[Stored data]
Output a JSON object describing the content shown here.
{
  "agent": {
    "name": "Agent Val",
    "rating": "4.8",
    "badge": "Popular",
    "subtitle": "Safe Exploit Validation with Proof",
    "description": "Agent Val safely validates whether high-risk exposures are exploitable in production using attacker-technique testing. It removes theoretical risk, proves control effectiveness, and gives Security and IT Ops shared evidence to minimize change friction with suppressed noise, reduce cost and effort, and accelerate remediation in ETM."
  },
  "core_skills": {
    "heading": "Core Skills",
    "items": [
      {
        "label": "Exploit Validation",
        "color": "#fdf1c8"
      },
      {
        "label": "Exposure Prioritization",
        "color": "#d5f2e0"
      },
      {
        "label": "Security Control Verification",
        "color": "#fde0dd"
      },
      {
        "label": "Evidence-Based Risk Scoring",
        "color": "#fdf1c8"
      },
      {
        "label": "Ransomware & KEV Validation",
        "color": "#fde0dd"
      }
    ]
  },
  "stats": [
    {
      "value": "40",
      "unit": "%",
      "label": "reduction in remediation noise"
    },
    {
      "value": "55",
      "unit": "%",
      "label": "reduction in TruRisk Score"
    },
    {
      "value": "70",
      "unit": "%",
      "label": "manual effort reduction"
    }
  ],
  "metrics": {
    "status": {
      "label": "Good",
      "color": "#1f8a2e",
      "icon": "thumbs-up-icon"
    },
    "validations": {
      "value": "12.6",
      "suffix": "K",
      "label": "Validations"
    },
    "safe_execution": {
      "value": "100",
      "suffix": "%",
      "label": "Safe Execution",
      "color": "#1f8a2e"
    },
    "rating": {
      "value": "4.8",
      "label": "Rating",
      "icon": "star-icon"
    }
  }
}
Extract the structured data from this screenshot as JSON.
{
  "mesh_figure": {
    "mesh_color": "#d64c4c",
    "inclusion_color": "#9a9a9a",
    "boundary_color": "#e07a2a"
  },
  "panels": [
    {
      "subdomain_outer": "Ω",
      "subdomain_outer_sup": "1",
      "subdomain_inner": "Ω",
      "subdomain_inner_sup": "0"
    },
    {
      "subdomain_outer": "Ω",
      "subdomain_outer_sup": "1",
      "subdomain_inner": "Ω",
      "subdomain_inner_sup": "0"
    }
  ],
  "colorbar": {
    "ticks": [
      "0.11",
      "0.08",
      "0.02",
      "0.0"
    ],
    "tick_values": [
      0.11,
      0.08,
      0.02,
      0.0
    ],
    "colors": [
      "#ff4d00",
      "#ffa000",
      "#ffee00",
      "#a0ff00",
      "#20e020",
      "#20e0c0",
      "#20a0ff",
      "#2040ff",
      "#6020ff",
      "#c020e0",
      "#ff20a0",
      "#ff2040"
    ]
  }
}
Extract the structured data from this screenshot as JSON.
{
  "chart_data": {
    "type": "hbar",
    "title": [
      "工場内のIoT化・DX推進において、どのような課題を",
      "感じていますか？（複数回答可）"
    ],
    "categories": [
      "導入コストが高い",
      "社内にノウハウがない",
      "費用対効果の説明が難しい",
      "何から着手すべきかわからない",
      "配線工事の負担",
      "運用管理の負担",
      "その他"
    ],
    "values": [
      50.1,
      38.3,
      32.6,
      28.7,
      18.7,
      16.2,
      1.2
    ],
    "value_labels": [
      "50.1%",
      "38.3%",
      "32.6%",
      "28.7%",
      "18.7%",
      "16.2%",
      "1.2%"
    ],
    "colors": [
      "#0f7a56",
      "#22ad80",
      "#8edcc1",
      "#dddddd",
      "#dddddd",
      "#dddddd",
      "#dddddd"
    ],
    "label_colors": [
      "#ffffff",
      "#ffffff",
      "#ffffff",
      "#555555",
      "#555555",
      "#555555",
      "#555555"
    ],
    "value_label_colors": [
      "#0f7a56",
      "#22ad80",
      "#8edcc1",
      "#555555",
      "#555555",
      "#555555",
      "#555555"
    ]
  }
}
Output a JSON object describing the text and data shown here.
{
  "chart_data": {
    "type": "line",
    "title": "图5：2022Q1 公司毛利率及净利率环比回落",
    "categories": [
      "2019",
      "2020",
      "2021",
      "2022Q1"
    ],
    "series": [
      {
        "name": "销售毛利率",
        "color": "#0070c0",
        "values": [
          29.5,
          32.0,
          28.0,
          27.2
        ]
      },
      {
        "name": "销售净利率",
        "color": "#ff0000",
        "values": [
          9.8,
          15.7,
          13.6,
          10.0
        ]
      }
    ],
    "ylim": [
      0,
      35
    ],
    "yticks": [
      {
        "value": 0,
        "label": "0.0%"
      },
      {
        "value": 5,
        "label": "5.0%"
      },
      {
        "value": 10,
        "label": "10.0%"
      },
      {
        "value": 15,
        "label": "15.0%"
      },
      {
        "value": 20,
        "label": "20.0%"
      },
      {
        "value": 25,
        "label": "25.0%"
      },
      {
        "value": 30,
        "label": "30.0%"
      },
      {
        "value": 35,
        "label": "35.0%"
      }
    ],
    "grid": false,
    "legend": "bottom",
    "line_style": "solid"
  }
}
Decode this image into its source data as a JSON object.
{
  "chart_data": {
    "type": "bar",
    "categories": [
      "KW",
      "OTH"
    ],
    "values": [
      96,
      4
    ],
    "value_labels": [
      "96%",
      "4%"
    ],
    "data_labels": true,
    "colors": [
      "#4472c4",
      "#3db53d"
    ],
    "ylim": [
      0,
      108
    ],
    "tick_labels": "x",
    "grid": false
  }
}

• [Written problem] Reproduce the entries above in full, verbatim.

• [The solution]
Output a JSON object describing the content shown here.
{
  "agent": {
    "name": "Agent Val",
    "rating": "4.8",
    "badge": "Popular",
    "subtitle": "Safe Exploit Validation with Proof",
    "description": "Agent Val safely validates whether high-risk exposures are exploitable in production using attacker-technique testing. It removes theoretical risk, proves control effectiveness, and gives Security and IT Ops shared evidence to minimize change friction with suppressed noise, reduce cost and effort, and accelerate remediation in ETM."
  },
  "core_skills": {
    "heading": "Core Skills",
    "items": [
      {
        "label": "Exploit Validation",
        "color": "#fdf1c8"
      },
      {
        "label": "Exposure Prioritization",
        "color": "#d5f2e0"
      },
      {
        "label": "Security Control Verification",
        "color": "#fde0dd"
      },
      {
        "label": "Evidence-Based Risk Scoring",
        "color": "#fdf1c8"
      },
      {
        "label": "Ransomware & KEV Validation",
        "color": "#fde0dd"
      }
    ]
  },
  "stats": [
    {
      "value": "40",
      "unit": "%",
      "label": "reduction in remediation noise"
    },
    {
      "value": "55",
      "unit": "%",
      "label": "reduction in TruRisk Score"
    },
    {
      "value": "70",
      "unit": "%",
      "label": "manual effort reduction"
    }
  ],
  "metrics": {
    "status": {
      "label": "Good",
      "color": "#1f8a2e",
      "icon": "thumbs-up-icon"
    },
    "validations": {
      "value": "12.6",
      "suffix": "K",
      "label": "Validations"
    },
    "safe_execution": {
      "value": "100",
      "suffix": "%",
      "label": "Safe Execution",
      "color": "#1f8a2e"
    },
    "rating": {
      "value": "4.8",
      "label": "Rating",
      "icon": "star-icon"
    }
  }
}
Extract the structured data from this screenshot as JSON.
{
  "mesh_figure": {
    "mesh_color": "#d64c4c",
    "inclusion_color": "#9a9a9a",
    "boundary_color": "#e07a2a"
  },
  "panels": [
    {
      "subdomain_outer": "Ω",
      "subdomain_outer_sup": "1",
      "subdomain_inner": "Ω",
      "subdomain_inner_sup": "0"
    },
    {
      "subdomain_outer": "Ω",
      "subdomain_outer_sup": "1",
      "subdomain_inner": "Ω",
      "subdomain_inner_sup": "0"
    }
  ],
  "colorbar": {
    "ticks": [
      "0.11",
      "0.08",
      "0.02",
      "0.0"
    ],
    "tick_values": [
      0.11,
      0.08,
      0.02,
      0.0
    ],
    "colors": [
      "#ff4d00",
      "#ffa000",
      "#ffee00",
      "#a0ff00",
      "#20e020",
      "#20e0c0",
      "#20a0ff",
      "#2040ff",
      "#6020ff",
      "#c020e0",
      "#ff20a0",
      "#ff2040"
    ]
  }
}
Extract the structured data from this screenshot as JSON.
{
  "chart_data": {
    "type": "hbar",
    "title": [
      "工場内のIoT化・DX推進において、どのような課題を",
      "感じていますか？（複数回答可）"
    ],
    "categories": [
      "導入コストが高い",
      "社内にノウハウがない",
      "費用対効果の説明が難しい",
      "何から着手すべきかわからない",
      "配線工事の負担",
      "運用管理の負担",
      "その他"
    ],
    "values": [
      50.1,
      38.3,
      32.6,
      28.7,
      18.7,
      16.2,
      1.2
    ],
    "value_labels": [
      "50.1%",
      "38.3%",
      "32.6%",
      "28.7%",
      "18.7%",
      "16.2%",
      "1.2%"
    ],
    "colors": [
      "#0f7a56",
      "#22ad80",
      "#8edcc1",
      "#dddddd",
      "#dddddd",
      "#dddddd",
      "#dddddd"
    ],
    "label_colors": [
      "#ffffff",
      "#ffffff",
      "#ffffff",
      "#555555",
      "#555555",
      "#555555",
      "#555555"
    ],
    "value_label_colors": [
      "#0f7a56",
      "#22ad80",
      "#8edcc1",
      "#555555",
      "#555555",
      "#555555",
      "#555555"
    ]
  }
}
Output a JSON object describing the text and data shown here.
{
  "chart_data": {
    "type": "line",
    "title": "图5：2022Q1 公司毛利率及净利率环比回落",
    "categories": [
      "2019",
      "2020",
      "2021",
      "2022Q1"
    ],
    "series": [
      {
        "name": "销售毛利率",
        "color": "#0070c0",
        "values": [
          29.5,
          32.0,
          28.0,
          27.2
        ]
      },
      {
        "name": "销售净利率",
        "color": "#ff0000",
        "values": [
          9.8,
          15.7,
          13.6,
          10.0
        ]
      }
    ],
    "ylim": [
      0,
      35
    ],
    "yticks": [
      {
        "value": 0,
        "label": "0.0%"
      },
      {
        "value": 5,
        "label": "5.0%"
      },
      {
        "value": 10,
        "label": "10.0%"
      },
      {
        "value": 15,
        "label": "15.0%"
      },
      {
        "value": 20,
        "label": "20.0%"
      },
      {
        "value": 25,
        "label": "25.0%"
      },
      {
        "value": 30,
        "label": "30.0%"
      },
      {
        "value": 35,
        "label": "35.0%"
      }
    ],
    "grid": false,
    "legend": "bottom",
    "line_style": "solid"
  }
}
Decode this image into its source data as a JSON object.
{
  "chart_data": {
    "type": "bar",
    "categories": [
      "KW",
      "OTH"
    ],
    "values": [
      96,
      4
    ],
    "value_labels": [
      "96%",
      "4%"
    ],
    "data_labels": true,
    "colors": [
      "#4472c4",
      "#3db53d"
    ],
    "ylim": [
      0,
      108
    ],
    "tick_labels": "x",
    "grid": false
  }
}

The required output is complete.